## Task statement
For each line that holds "ylabel", copy the line out.

Excerpts from a figure dataset
::::::::
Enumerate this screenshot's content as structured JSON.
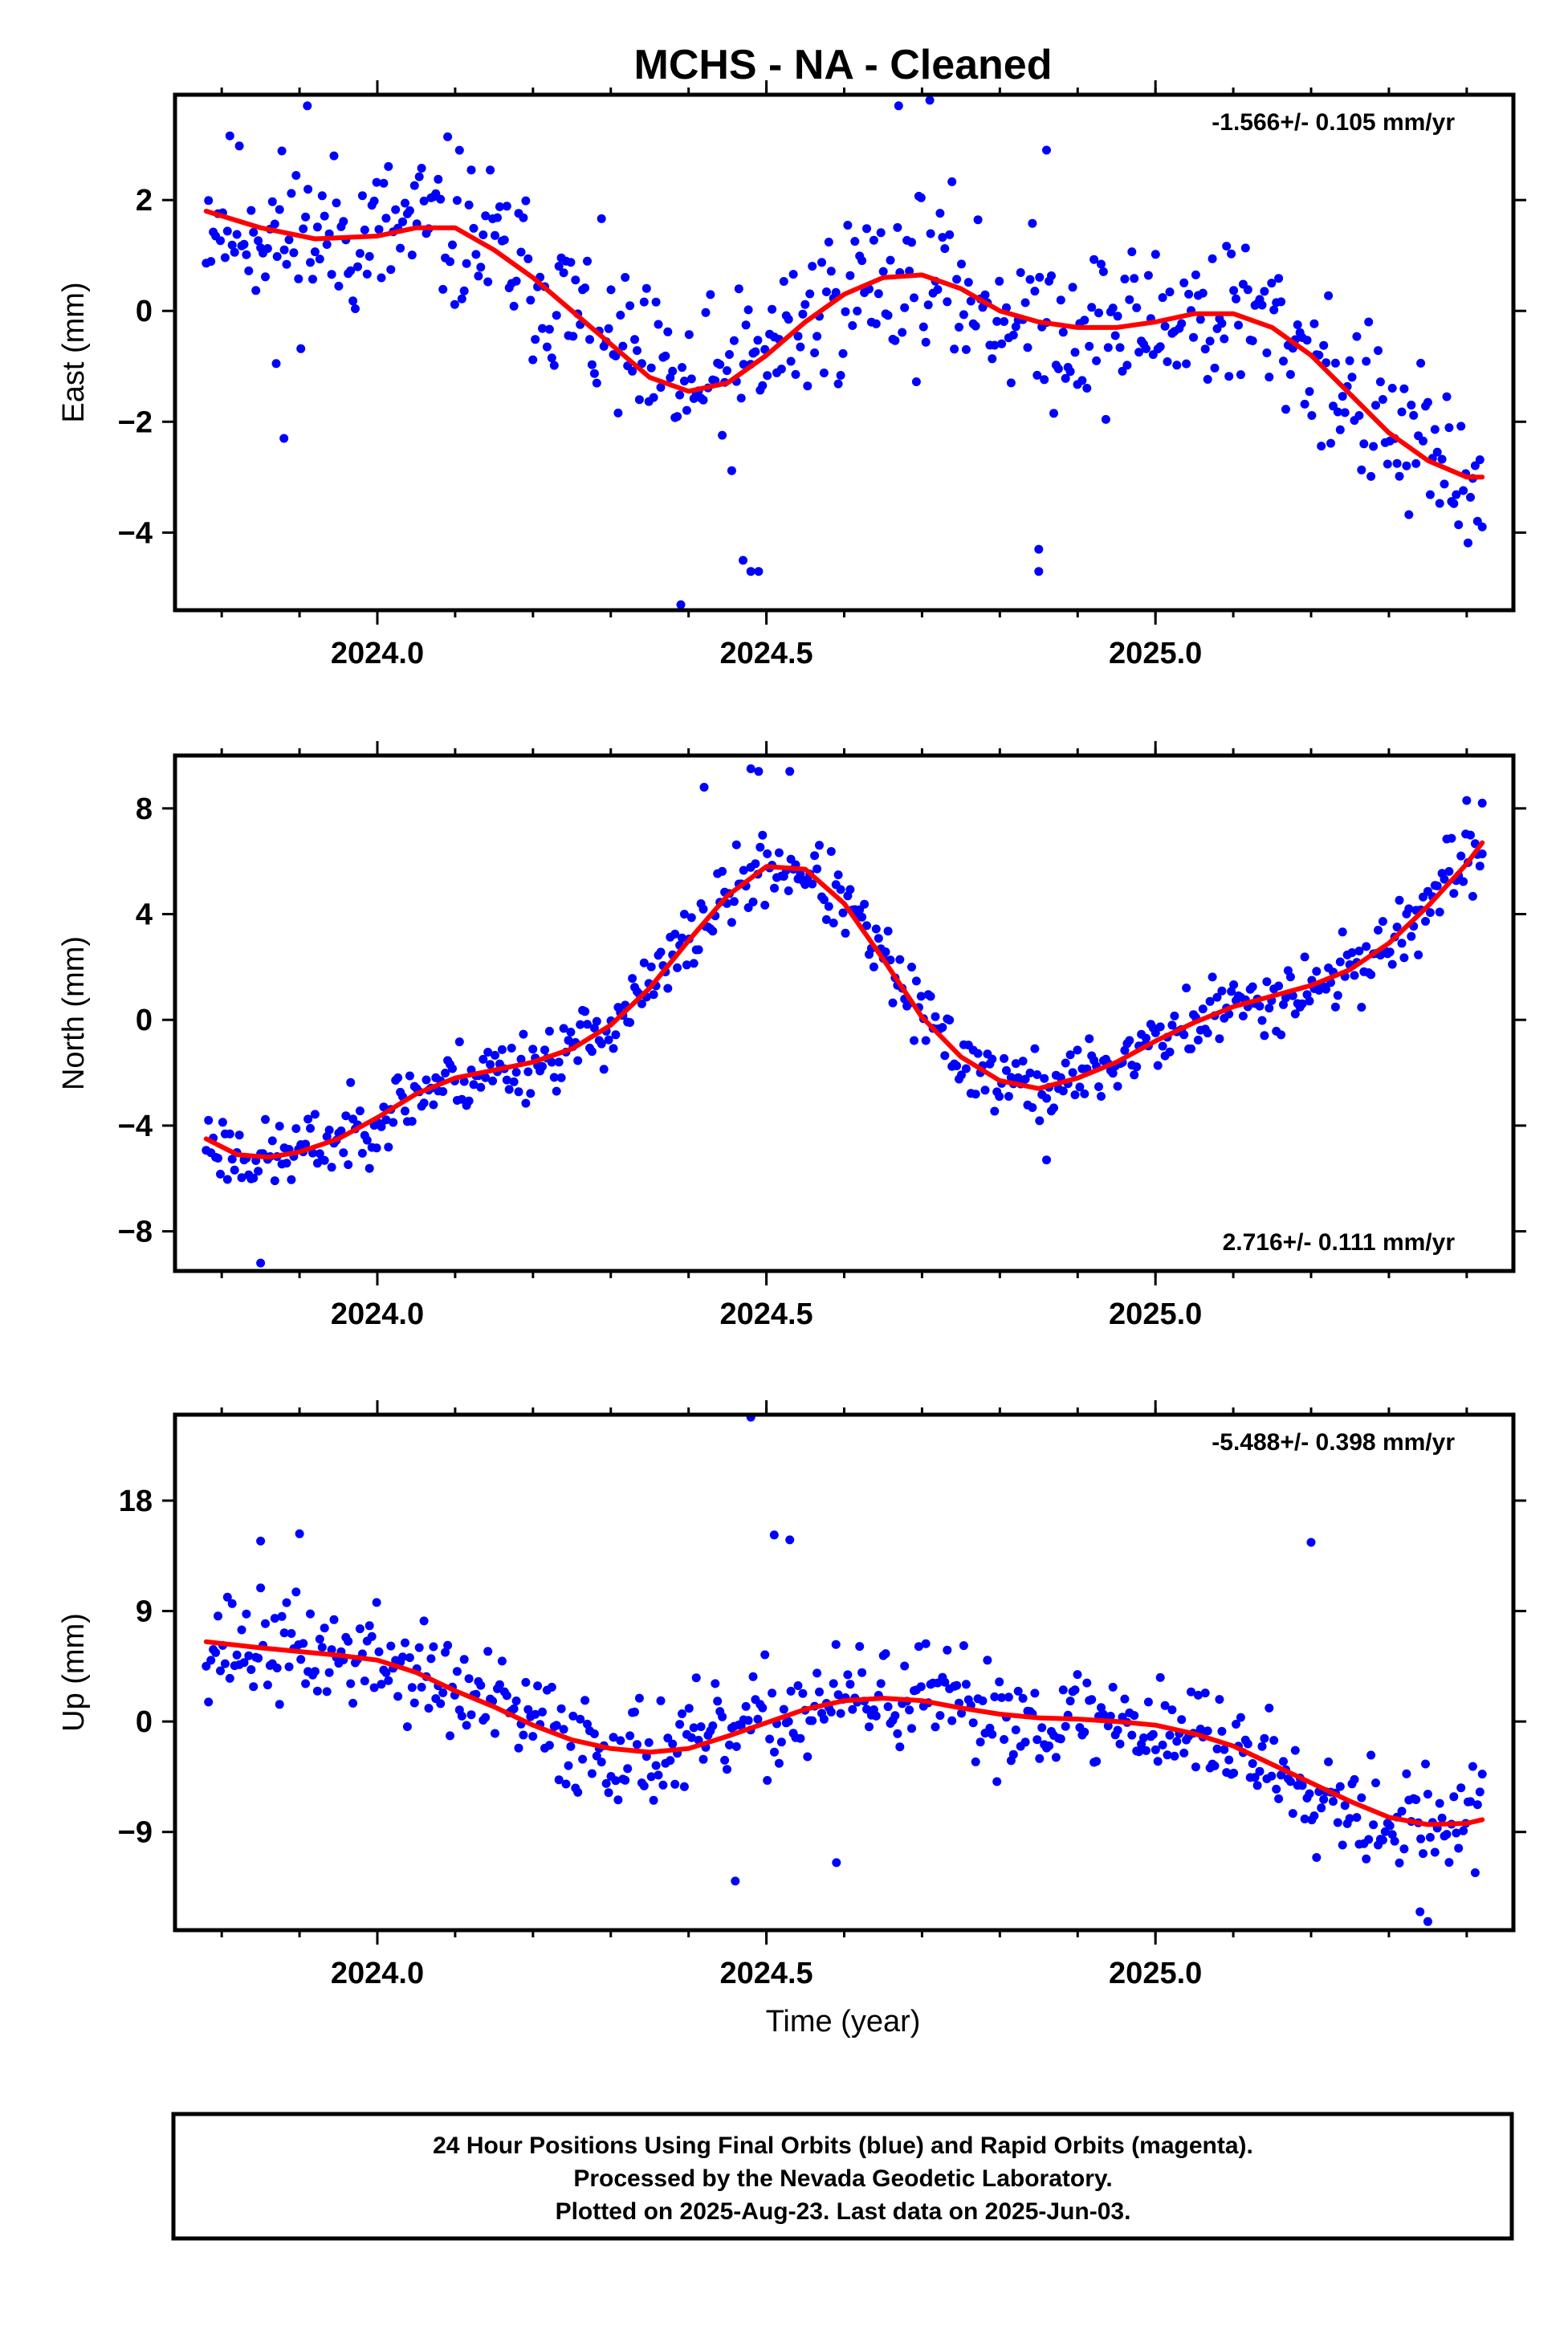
{
  "title": "MCHS  - NA - Cleaned",
  "xlabel": "Time (year)",
  "footer": {
    "line1": "24 Hour Positions Using Final Orbits (blue) and Rapid Orbits (magenta).",
    "line2": "Processed by the Nevada Geodetic Laboratory.",
    "line3": "Plotted on 2025-Aug-23. Last data on 2025-Jun-03."
  },
  "colors": {
    "points": "#0000ff",
    "fit": "#ff0000",
    "frame": "#000000"
  },
  "chart_data": [
    {
      "type": "scatter",
      "panel": "east",
      "ylabel": "East (mm)",
      "rate": "-1.566+/- 0.105 mm/yr",
      "rate_position": "top-right",
      "xlim": [
        2023.74,
        2025.46
      ],
      "ylim": [
        -5.4,
        3.9
      ],
      "xticks": [
        2024.0,
        2024.5,
        2025.0
      ],
      "xtick_labels": [
        "2024.0",
        "2024.5",
        "2025.0"
      ],
      "yticks": [
        -4,
        -2,
        0,
        2
      ],
      "ytick_labels": [
        "−4",
        "−2",
        "0",
        "2"
      ],
      "fit": [
        [
          2023.78,
          1.8
        ],
        [
          2023.85,
          1.5
        ],
        [
          2023.92,
          1.3
        ],
        [
          2024.0,
          1.35
        ],
        [
          2024.05,
          1.5
        ],
        [
          2024.1,
          1.5
        ],
        [
          2024.15,
          1.1
        ],
        [
          2024.2,
          0.6
        ],
        [
          2024.25,
          0.0
        ],
        [
          2024.3,
          -0.6
        ],
        [
          2024.35,
          -1.2
        ],
        [
          2024.4,
          -1.45
        ],
        [
          2024.45,
          -1.3
        ],
        [
          2024.5,
          -0.8
        ],
        [
          2024.55,
          -0.2
        ],
        [
          2024.6,
          0.3
        ],
        [
          2024.65,
          0.6
        ],
        [
          2024.7,
          0.65
        ],
        [
          2024.75,
          0.4
        ],
        [
          2024.8,
          0.0
        ],
        [
          2024.85,
          -0.2
        ],
        [
          2024.9,
          -0.3
        ],
        [
          2024.95,
          -0.3
        ],
        [
          2025.0,
          -0.2
        ],
        [
          2025.05,
          -0.05
        ],
        [
          2025.1,
          -0.05
        ],
        [
          2025.15,
          -0.3
        ],
        [
          2025.2,
          -0.8
        ],
        [
          2025.25,
          -1.5
        ],
        [
          2025.3,
          -2.2
        ],
        [
          2025.35,
          -2.7
        ],
        [
          2025.4,
          -3.0
        ],
        [
          2025.42,
          -3.0
        ]
      ],
      "fit_label": "",
      "noise": 1.1,
      "outliers": [
        [
          2023.88,
          -2.3
        ],
        [
          2023.87,
          -0.95
        ],
        [
          2024.39,
          -5.3
        ],
        [
          2024.47,
          -4.5
        ],
        [
          2024.48,
          -4.7
        ],
        [
          2024.49,
          -4.7
        ],
        [
          2024.85,
          -4.7
        ],
        [
          2024.85,
          -4.3
        ],
        [
          2024.67,
          3.7
        ],
        [
          2024.71,
          3.8
        ],
        [
          2024.86,
          2.9
        ],
        [
          2023.91,
          3.7
        ]
      ],
      "seed": 11
    },
    {
      "type": "scatter",
      "panel": "north",
      "ylabel": "North (mm)",
      "rate": "2.716+/- 0.111 mm/yr",
      "rate_position": "bottom-right",
      "xlim": [
        2023.74,
        2025.46
      ],
      "ylim": [
        -9.5,
        10.0
      ],
      "xticks": [
        2024.0,
        2024.5,
        2025.0
      ],
      "xtick_labels": [
        "2024.0",
        "2024.5",
        "2025.0"
      ],
      "yticks": [
        -8,
        -4,
        0,
        4,
        8
      ],
      "ytick_labels": [
        "−8",
        "−4",
        "0",
        "4",
        "8"
      ],
      "fit": [
        [
          2023.78,
          -4.5
        ],
        [
          2023.82,
          -5.1
        ],
        [
          2023.86,
          -5.2
        ],
        [
          2023.9,
          -5.0
        ],
        [
          2023.95,
          -4.5
        ],
        [
          2024.0,
          -3.7
        ],
        [
          2024.05,
          -2.8
        ],
        [
          2024.1,
          -2.2
        ],
        [
          2024.15,
          -1.9
        ],
        [
          2024.2,
          -1.6
        ],
        [
          2024.25,
          -1.1
        ],
        [
          2024.3,
          -0.2
        ],
        [
          2024.35,
          1.2
        ],
        [
          2024.4,
          3.0
        ],
        [
          2024.45,
          4.7
        ],
        [
          2024.5,
          5.8
        ],
        [
          2024.55,
          5.7
        ],
        [
          2024.6,
          4.4
        ],
        [
          2024.65,
          2.3
        ],
        [
          2024.7,
          0.1
        ],
        [
          2024.75,
          -1.4
        ],
        [
          2024.8,
          -2.3
        ],
        [
          2024.85,
          -2.6
        ],
        [
          2024.9,
          -2.2
        ],
        [
          2024.95,
          -1.6
        ],
        [
          2025.0,
          -0.8
        ],
        [
          2025.05,
          -0.1
        ],
        [
          2025.1,
          0.5
        ],
        [
          2025.15,
          0.9
        ],
        [
          2025.2,
          1.3
        ],
        [
          2025.25,
          1.9
        ],
        [
          2025.3,
          2.9
        ],
        [
          2025.35,
          4.3
        ],
        [
          2025.4,
          5.9
        ],
        [
          2025.42,
          6.7
        ]
      ],
      "fit_label": "",
      "noise": 1.0,
      "outliers": [
        [
          2024.48,
          9.5
        ],
        [
          2024.49,
          9.4
        ],
        [
          2024.53,
          9.4
        ],
        [
          2024.42,
          8.8
        ],
        [
          2023.85,
          -9.2
        ],
        [
          2024.86,
          -5.3
        ],
        [
          2025.42,
          8.2
        ],
        [
          2025.4,
          8.3
        ]
      ],
      "seed": 23
    },
    {
      "type": "scatter",
      "panel": "up",
      "ylabel": "Up (mm)",
      "rate": "-5.488+/- 0.398 mm/yr",
      "rate_position": "top-right",
      "xlim": [
        2023.74,
        2025.46
      ],
      "ylim": [
        -17.0,
        25.0
      ],
      "xticks": [
        2024.0,
        2024.5,
        2025.0
      ],
      "xtick_labels": [
        "2024.0",
        "2024.5",
        "2025.0"
      ],
      "yticks": [
        -9,
        0,
        9,
        18
      ],
      "ytick_labels": [
        "−9",
        "0",
        "9",
        "18"
      ],
      "fit": [
        [
          2023.78,
          6.5
        ],
        [
          2023.85,
          6.0
        ],
        [
          2023.95,
          5.4
        ],
        [
          2024.0,
          5.0
        ],
        [
          2024.05,
          4.0
        ],
        [
          2024.1,
          2.5
        ],
        [
          2024.15,
          1.2
        ],
        [
          2024.2,
          -0.3
        ],
        [
          2024.25,
          -1.5
        ],
        [
          2024.3,
          -2.2
        ],
        [
          2024.35,
          -2.5
        ],
        [
          2024.4,
          -2.2
        ],
        [
          2024.45,
          -1.2
        ],
        [
          2024.5,
          -0.1
        ],
        [
          2024.55,
          1.0
        ],
        [
          2024.6,
          1.7
        ],
        [
          2024.65,
          1.9
        ],
        [
          2024.7,
          1.7
        ],
        [
          2024.75,
          1.1
        ],
        [
          2024.8,
          0.6
        ],
        [
          2024.85,
          0.3
        ],
        [
          2024.9,
          0.2
        ],
        [
          2024.95,
          0.0
        ],
        [
          2025.0,
          -0.3
        ],
        [
          2025.05,
          -1.0
        ],
        [
          2025.1,
          -2.0
        ],
        [
          2025.15,
          -3.5
        ],
        [
          2025.2,
          -5.0
        ],
        [
          2025.25,
          -6.5
        ],
        [
          2025.3,
          -7.8
        ],
        [
          2025.35,
          -8.4
        ],
        [
          2025.4,
          -8.3
        ],
        [
          2025.42,
          -8.0
        ]
      ],
      "fit_label": "",
      "noise": 3.2,
      "outliers": [
        [
          2024.48,
          24.8
        ],
        [
          2024.51,
          15.2
        ],
        [
          2024.53,
          14.8
        ],
        [
          2025.2,
          14.6
        ],
        [
          2023.9,
          15.3
        ],
        [
          2023.85,
          14.7
        ],
        [
          2024.46,
          -13.0
        ],
        [
          2024.59,
          -11.5
        ],
        [
          2025.35,
          -16.3
        ],
        [
          2025.34,
          -15.5
        ]
      ],
      "seed": 37
    }
  ]
}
::::::::
## Solution for this task
      "ylabel": "East (mm)",
      "ylabel": "North (mm)",
      "ylabel": "Up (mm)",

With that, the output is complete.